▶ AIM: Copy the records below exactly, leaving out every picture.

(Source records)
--- BEGIN ---

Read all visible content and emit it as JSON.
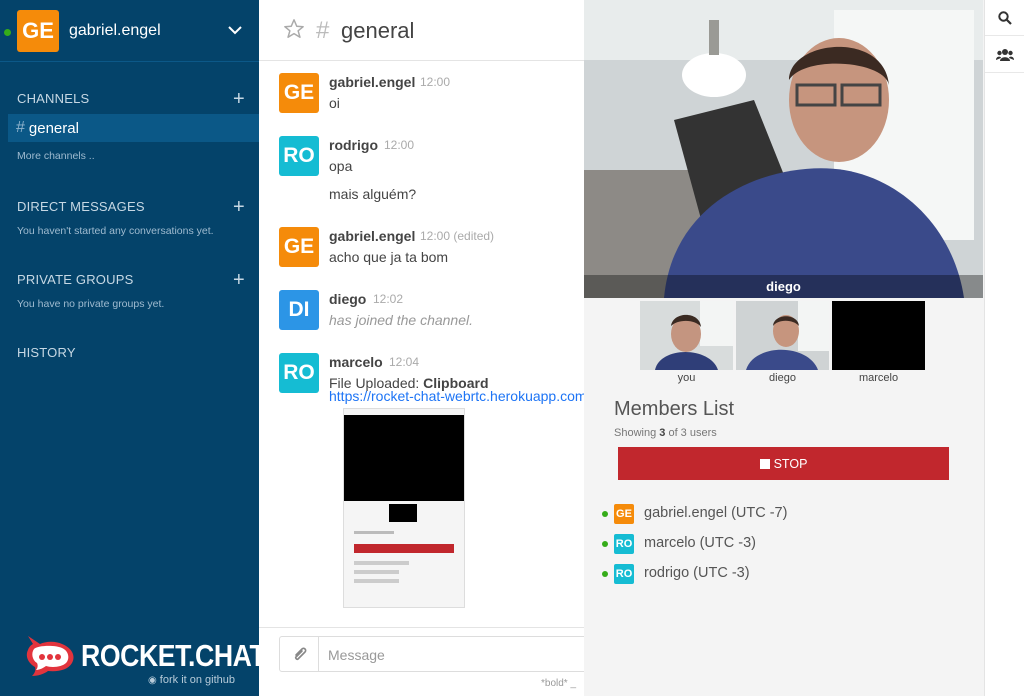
{
  "sidebar": {
    "user": {
      "initials": "GE",
      "name": "gabriel.engel",
      "avatar_color": "#f58b0a",
      "status_color": "#35ac19"
    },
    "channels": {
      "title": "CHANNELS",
      "items": [
        {
          "label": "general"
        }
      ],
      "more": "More channels .."
    },
    "direct_messages": {
      "title": "DIRECT MESSAGES",
      "empty": "You haven't started any conversations yet."
    },
    "private_groups": {
      "title": "PRIVATE GROUPS",
      "empty": "You have no private groups yet."
    },
    "history": {
      "title": "HISTORY"
    },
    "logo_text": "ROCKET.CHAT",
    "fork_text": "fork it on github"
  },
  "room": {
    "name": "general",
    "messages": [
      {
        "initials": "GE",
        "color": "#f58b0a",
        "user": "gabriel.engel",
        "time": "12:00",
        "lines": [
          "oi"
        ]
      },
      {
        "initials": "RO",
        "color": "#15bcd3",
        "user": "rodrigo",
        "time": "12:00",
        "lines": [
          "opa",
          "mais alguém?"
        ]
      },
      {
        "initials": "GE",
        "color": "#f58b0a",
        "user": "gabriel.engel",
        "time": "12:00 (edited)",
        "lines": [
          "acho que ja ta bom"
        ]
      },
      {
        "initials": "DI",
        "color": "#2c95e6",
        "user": "diego",
        "time": "12:02",
        "lines": [
          "has joined the channel."
        ]
      },
      {
        "initials": "RO",
        "color": "#15bcd3",
        "user": "marcelo",
        "time": "12:04",
        "file_label": "File Uploaded: ",
        "file_name": "Clipboard",
        "link": "https://rocket-chat-webrtc.herokuapp.com"
      }
    ],
    "composer": {
      "placeholder": "Message",
      "hint": "*bold*  _"
    }
  },
  "video": {
    "main_label": "diego",
    "thumbs": [
      {
        "label": "you"
      },
      {
        "label": "diego"
      },
      {
        "label": "marcelo"
      }
    ],
    "members_title": "Members List",
    "showing_prefix": "Showing ",
    "showing_count": "3",
    "showing_suffix": " of 3 users",
    "stop_label": "STOP",
    "stop_color": "#c1272d",
    "members": [
      {
        "initials": "GE",
        "color": "#f58b0a",
        "label": "gabriel.engel (UTC -7)"
      },
      {
        "initials": "RO",
        "color": "#15bcd3",
        "label": "marcelo (UTC -3)"
      },
      {
        "initials": "RO",
        "color": "#15bcd3",
        "label": "rodrigo (UTC -3)"
      }
    ]
  },
  "right_bar": {
    "icons": [
      "search-icon",
      "members-icon"
    ]
  }
}
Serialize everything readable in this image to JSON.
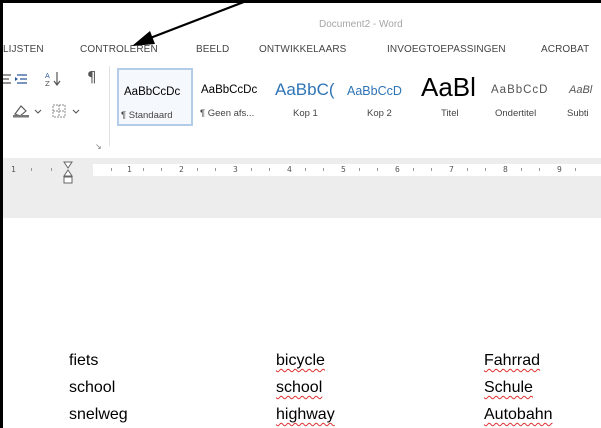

--- END ---

▶ SOLUTION FOR THIS PROBLEM:
Read all visible content and emit it as JSON.
{
  "sidebar": {
    "user": {
      "initials": "GE",
      "name": "gabriel.engel",
      "avatar_color": "#f58b0a",
      "status_color": "#35ac19"
    },
    "channels": {
      "title": "CHANNELS",
      "items": [
        {
          "label": "general"
        }
      ],
      "more": "More channels .."
    },
    "direct_messages": {
      "title": "DIRECT MESSAGES",
      "empty": "You haven't started any conversations yet."
    },
    "private_groups": {
      "title": "PRIVATE GROUPS",
      "empty": "You have no private groups yet."
    },
    "history": {
      "title": "HISTORY"
    },
    "logo_text": "ROCKET.CHAT",
    "fork_text": "fork it on github"
  },
  "room": {
    "name": "general",
    "messages": [
      {
        "initials": "GE",
        "color": "#f58b0a",
        "user": "gabriel.engel",
        "time": "12:00",
        "lines": [
          "oi"
        ]
      },
      {
        "initials": "RO",
        "color": "#15bcd3",
        "user": "rodrigo",
        "time": "12:00",
        "lines": [
          "opa",
          "mais alguém?"
        ]
      },
      {
        "initials": "GE",
        "color": "#f58b0a",
        "user": "gabriel.engel",
        "time": "12:00 (edited)",
        "lines": [
          "acho que ja ta bom"
        ]
      },
      {
        "initials": "DI",
        "color": "#2c95e6",
        "user": "diego",
        "time": "12:02",
        "lines": [
          "has joined the channel."
        ]
      },
      {
        "initials": "RO",
        "color": "#15bcd3",
        "user": "marcelo",
        "time": "12:04",
        "file_label": "File Uploaded: ",
        "file_name": "Clipboard",
        "link": "https://rocket-chat-webrtc.herokuapp.com"
      }
    ],
    "composer": {
      "placeholder": "Message",
      "hint": "*bold*  _"
    }
  },
  "video": {
    "main_label": "diego",
    "thumbs": [
      {
        "label": "you"
      },
      {
        "label": "diego"
      },
      {
        "label": "marcelo"
      }
    ],
    "members_title": "Members List",
    "showing_prefix": "Showing ",
    "showing_count": "3",
    "showing_suffix": " of 3 users",
    "stop_label": "STOP",
    "stop_color": "#c1272d",
    "members": [
      {
        "initials": "GE",
        "color": "#f58b0a",
        "label": "gabriel.engel (UTC -7)"
      },
      {
        "initials": "RO",
        "color": "#15bcd3",
        "label": "marcelo (UTC -3)"
      },
      {
        "initials": "RO",
        "color": "#15bcd3",
        "label": "rodrigo (UTC -3)"
      }
    ]
  },
  "right_bar": {
    "icons": [
      "search-icon",
      "members-icon"
    ]
  }
}
Serialize everything readable in this image to JSON.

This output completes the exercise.